**Data:**

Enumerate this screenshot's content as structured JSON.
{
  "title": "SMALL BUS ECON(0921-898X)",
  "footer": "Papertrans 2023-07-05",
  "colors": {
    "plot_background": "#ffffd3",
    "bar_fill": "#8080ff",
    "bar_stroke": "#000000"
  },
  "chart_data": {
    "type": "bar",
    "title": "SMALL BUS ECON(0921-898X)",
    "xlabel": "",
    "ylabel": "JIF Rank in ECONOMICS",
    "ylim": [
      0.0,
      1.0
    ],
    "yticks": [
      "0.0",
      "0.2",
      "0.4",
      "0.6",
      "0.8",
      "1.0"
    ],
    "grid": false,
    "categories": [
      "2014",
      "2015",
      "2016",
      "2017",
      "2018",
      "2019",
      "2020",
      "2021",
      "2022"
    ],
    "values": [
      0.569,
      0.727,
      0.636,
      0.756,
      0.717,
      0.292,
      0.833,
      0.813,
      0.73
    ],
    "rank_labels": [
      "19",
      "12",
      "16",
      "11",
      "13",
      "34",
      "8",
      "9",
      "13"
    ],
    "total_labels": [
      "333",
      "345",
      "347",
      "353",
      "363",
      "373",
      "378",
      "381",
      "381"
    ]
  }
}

**Task directions:**
All of the data above should be transcribed exactly.

**Task output:**
Enumerate this screenshot's content as structured JSON.
{
  "title": "SMALL BUS ECON(0921-898X)",
  "footer": "Papertrans 2023-07-05",
  "colors": {
    "plot_background": "#ffffd3",
    "bar_fill": "#8080ff",
    "bar_stroke": "#000000"
  },
  "chart_data": {
    "type": "bar",
    "title": "SMALL BUS ECON(0921-898X)",
    "xlabel": "",
    "ylabel": "JIF Rank in ECONOMICS",
    "ylim": [
      0.0,
      1.0
    ],
    "yticks": [
      "0.0",
      "0.2",
      "0.4",
      "0.6",
      "0.8",
      "1.0"
    ],
    "grid": false,
    "categories": [
      "2014",
      "2015",
      "2016",
      "2017",
      "2018",
      "2019",
      "2020",
      "2021",
      "2022"
    ],
    "values": [
      0.569,
      0.727,
      0.636,
      0.756,
      0.717,
      0.292,
      0.833,
      0.813,
      0.73
    ],
    "rank_labels": [
      "19",
      "12",
      "16",
      "11",
      "13",
      "34",
      "8",
      "9",
      "13"
    ],
    "total_labels": [
      "333",
      "345",
      "347",
      "353",
      "363",
      "373",
      "378",
      "381",
      "381"
    ]
  }
}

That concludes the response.